* [TEXTO MOSTRADO]:

Friday, January 27, 2006

DISCULPEN LA INTERRUPCIÓN

Esto de llevar un blog va a resultar, me temo, más difícil de lo que pensaba. O quizás es que lo he iniciado en el momento equivocado, vaya usted a saber. Mi vida se encamina irrevocablemente hacia el abismo. Debido a un cúmulo de circunstancias aparentemente irrelevantes, la mera tarea de escribir cuatro cosillas en un post para cumplir el expediente nunca encuentra su hueco en la infernal planificación de mis tareas y mis horarios. En las últimas semanas una extraña fuerza de otro universo me mantiene sumido en un alienante letargo, posiblemente sedado e hipnotizado, provocándome esta paranoica sensación que me impulsa a huir lo más lejos posible de mi propia página web. ¿Por qué no he vuelto por aquí en tanto tiempo? ¿Qué he estado haciendo?

Lo cierto es que durante las dos últimas semanas mi actividad principal se ha reducido a:

1) Trabajar a destajo haciendo todo tipo de resoluciones y documentos administrativos varios.
2) Escribir algún párrafo de la esperada cuarta parte del French Connection, esa que la gran mayoría de vosotros creéis que no llegará jamás.
3) Pensar en Diplomacy
4) Asaltar megacorporaciones en el Nueva Orleans del año 2060
5) Leer estas reveladoras entrevistas

Y poco más. Con deciros que en dos semanas no he visto ninguna película, ni en cine ni en DVD, pues ya está todo dicho. La última que vi fue CRASH, pero el ilustre Littlebab ya ha sacado el tema, así que no ahondaré en lo descafeinada que me pareció. Desde entonces nada, ni la de las geishas, ni la de los vaqueros maricones, ni la nueva de Haneke, ni la docena de ediciones digitales que tengo sin desprecintar siquiera... NADA.

Aquí en Bilbao ha caído hoy una nevada considerable. Al menos es considerable para haber caído en Bilbao. A eso de las nueve y media de la mañana, caminaba por las abruptas cuestas de Portugalete metiendo los pies en charcos de aguanieve y resbalando cadfa escasos metros. Intuía, de alguna manera, que el hostión era inminente. Pero en mitad de ese paraje portuario cuasi-desierto en el que caían y caían los copos me ha dado por pensar, como a esos personajes de CRASH a los que de repente les nieva en Los Angeles, que el clima puede que actúe como metáfora del alma y demás, y que puede que quienes nos enfrentamos cada día a asépticos edificios administrativos y a gélidos lugares impersonales en mitad de la llanada, acabemos con el alma en estado de parálisis, y con la imaginación y la iniciativa en estado de hibernación.

Espero que en breve llegue ya la crónica francesa, y en cuanto esté terminada, el blog este empiece a tomar un poco de forma. Mientras tanto, trataré de superar la apatía invernal que me invade cada vez que me enfrento a la pantalla en blanco del Wordpad.

2 Comments:

At 1:17 PM, Blogger Minardi said...

Ya era hora que actualizase el faro que ilumina el pensamiento de occidente.

Por cierto, el French Conection 4 nos lo vamos a tener que imprimir para leerlo en el tren, verdad?

 
At 9:05 PM, Blogger Ilse said...

Hmm, yo también ando medio atontada, y estoy actualizando como por obligación, sin nada que verdaderamente me apetezca expresar. Joer, yo tengo que leerme aún el french connection 3, a ver si me saco los dos y me los ventilo de golpe.

* [REGISTROS MOSTRADOS]:
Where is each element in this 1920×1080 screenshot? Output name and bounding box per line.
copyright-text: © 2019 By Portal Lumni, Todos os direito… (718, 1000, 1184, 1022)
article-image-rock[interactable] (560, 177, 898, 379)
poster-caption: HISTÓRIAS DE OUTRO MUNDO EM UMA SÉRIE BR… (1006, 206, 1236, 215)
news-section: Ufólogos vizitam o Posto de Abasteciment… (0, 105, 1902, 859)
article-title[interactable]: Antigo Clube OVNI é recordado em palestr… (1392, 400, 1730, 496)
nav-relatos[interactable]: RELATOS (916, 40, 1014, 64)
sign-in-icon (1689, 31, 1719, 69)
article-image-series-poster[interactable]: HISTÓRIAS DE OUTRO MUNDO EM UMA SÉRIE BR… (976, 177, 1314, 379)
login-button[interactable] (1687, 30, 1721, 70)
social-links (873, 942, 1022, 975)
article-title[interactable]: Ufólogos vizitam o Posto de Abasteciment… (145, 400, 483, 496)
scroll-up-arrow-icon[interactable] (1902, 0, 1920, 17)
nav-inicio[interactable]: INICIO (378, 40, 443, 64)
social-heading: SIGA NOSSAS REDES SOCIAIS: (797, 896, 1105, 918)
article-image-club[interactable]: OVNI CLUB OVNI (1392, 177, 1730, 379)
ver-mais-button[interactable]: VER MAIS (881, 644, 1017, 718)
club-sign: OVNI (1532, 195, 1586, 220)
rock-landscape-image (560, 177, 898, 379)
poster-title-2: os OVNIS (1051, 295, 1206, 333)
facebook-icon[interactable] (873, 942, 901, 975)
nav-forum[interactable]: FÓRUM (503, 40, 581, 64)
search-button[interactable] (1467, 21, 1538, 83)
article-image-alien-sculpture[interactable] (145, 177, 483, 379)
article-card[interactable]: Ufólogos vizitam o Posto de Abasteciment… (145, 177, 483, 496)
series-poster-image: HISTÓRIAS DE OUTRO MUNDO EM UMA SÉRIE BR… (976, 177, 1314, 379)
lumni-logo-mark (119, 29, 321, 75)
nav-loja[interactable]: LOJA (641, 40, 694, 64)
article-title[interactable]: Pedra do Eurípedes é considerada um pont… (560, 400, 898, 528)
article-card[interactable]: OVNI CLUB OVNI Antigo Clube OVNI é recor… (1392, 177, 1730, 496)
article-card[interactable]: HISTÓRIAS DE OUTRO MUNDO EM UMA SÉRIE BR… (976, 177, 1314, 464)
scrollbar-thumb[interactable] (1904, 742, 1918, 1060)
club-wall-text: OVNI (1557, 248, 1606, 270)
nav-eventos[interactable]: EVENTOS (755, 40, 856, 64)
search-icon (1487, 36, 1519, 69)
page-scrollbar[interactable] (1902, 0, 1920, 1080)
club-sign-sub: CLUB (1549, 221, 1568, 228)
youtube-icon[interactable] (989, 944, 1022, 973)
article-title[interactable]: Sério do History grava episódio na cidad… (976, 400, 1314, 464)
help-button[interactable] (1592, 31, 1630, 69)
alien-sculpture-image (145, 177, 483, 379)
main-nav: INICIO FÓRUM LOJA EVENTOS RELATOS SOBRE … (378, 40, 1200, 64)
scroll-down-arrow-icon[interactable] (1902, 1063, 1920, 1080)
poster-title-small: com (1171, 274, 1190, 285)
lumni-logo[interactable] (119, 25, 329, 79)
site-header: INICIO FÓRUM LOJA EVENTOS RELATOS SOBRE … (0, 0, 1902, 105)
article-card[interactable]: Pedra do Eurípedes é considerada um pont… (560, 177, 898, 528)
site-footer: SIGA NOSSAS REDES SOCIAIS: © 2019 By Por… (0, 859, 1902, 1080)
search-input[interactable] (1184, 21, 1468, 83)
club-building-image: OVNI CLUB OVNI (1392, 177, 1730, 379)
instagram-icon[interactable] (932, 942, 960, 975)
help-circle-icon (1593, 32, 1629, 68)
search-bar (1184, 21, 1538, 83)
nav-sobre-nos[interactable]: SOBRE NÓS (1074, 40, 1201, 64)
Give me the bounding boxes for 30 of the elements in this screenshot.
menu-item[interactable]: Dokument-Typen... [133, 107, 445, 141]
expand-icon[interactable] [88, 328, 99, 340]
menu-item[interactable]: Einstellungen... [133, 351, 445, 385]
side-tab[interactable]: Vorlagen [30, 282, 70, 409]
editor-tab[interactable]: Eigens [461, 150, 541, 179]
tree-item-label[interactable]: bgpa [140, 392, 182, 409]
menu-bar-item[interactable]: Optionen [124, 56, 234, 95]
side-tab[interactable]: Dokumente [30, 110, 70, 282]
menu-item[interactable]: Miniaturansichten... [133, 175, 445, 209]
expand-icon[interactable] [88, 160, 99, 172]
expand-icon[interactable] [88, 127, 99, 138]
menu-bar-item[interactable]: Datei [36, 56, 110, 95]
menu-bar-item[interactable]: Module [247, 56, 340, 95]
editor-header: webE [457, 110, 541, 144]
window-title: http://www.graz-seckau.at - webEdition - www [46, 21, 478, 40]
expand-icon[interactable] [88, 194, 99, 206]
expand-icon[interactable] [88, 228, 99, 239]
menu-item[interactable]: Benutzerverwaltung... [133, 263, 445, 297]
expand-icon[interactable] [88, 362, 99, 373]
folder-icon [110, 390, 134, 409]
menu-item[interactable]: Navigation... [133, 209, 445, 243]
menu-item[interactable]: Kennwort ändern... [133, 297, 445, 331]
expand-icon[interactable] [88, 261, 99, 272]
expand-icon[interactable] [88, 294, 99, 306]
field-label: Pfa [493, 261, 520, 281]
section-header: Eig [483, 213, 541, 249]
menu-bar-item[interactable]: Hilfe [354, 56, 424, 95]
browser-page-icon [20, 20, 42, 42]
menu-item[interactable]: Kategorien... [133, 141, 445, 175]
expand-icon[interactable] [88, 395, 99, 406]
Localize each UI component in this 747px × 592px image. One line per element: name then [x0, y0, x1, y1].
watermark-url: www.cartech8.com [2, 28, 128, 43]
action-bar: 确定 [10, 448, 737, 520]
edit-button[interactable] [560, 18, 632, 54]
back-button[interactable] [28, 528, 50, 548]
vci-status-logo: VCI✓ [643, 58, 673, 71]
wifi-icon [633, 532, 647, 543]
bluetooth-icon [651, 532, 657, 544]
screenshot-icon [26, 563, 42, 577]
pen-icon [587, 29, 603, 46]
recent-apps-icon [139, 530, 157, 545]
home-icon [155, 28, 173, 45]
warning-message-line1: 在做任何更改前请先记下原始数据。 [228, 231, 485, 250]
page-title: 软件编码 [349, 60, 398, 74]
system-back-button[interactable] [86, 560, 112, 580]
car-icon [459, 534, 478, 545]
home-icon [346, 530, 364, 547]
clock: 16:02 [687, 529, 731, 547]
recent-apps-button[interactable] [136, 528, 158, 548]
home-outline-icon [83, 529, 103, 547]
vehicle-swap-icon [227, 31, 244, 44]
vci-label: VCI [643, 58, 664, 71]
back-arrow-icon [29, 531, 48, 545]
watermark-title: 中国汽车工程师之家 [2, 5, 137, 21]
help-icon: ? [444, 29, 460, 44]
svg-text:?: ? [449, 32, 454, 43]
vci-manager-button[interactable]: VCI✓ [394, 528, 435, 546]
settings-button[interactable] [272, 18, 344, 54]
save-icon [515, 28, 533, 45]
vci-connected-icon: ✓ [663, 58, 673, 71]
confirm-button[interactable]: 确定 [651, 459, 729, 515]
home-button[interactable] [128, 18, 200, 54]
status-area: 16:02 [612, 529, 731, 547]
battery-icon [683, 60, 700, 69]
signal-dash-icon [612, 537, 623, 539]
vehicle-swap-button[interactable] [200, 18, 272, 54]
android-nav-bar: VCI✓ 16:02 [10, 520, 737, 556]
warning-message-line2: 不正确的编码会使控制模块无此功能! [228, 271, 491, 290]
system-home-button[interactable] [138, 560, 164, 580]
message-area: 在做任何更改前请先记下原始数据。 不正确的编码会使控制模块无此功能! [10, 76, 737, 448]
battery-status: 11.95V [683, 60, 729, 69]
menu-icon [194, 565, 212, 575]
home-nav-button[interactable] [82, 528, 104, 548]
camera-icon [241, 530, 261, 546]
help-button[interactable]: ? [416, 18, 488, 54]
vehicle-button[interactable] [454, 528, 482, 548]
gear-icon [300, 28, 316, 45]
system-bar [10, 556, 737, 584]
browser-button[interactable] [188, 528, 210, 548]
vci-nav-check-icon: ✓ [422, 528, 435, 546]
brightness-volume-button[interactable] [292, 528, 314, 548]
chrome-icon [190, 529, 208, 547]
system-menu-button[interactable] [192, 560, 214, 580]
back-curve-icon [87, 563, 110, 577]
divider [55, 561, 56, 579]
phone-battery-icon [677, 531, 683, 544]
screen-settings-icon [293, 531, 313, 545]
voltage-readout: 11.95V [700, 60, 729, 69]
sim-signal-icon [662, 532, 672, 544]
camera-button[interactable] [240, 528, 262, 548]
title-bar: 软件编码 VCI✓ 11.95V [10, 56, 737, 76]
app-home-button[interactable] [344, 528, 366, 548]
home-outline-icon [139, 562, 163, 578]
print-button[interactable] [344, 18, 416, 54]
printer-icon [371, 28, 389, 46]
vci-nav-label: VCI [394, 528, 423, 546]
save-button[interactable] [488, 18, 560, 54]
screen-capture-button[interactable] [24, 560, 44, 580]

* [TAREA]: En la entrada del blog, ¿por qué no ahonda quien escribe en lo descafeinada que le pareció CRASH?

* [SOLUCIÓN]: Porque el ilustre Littlebab ya ha sacado el tema.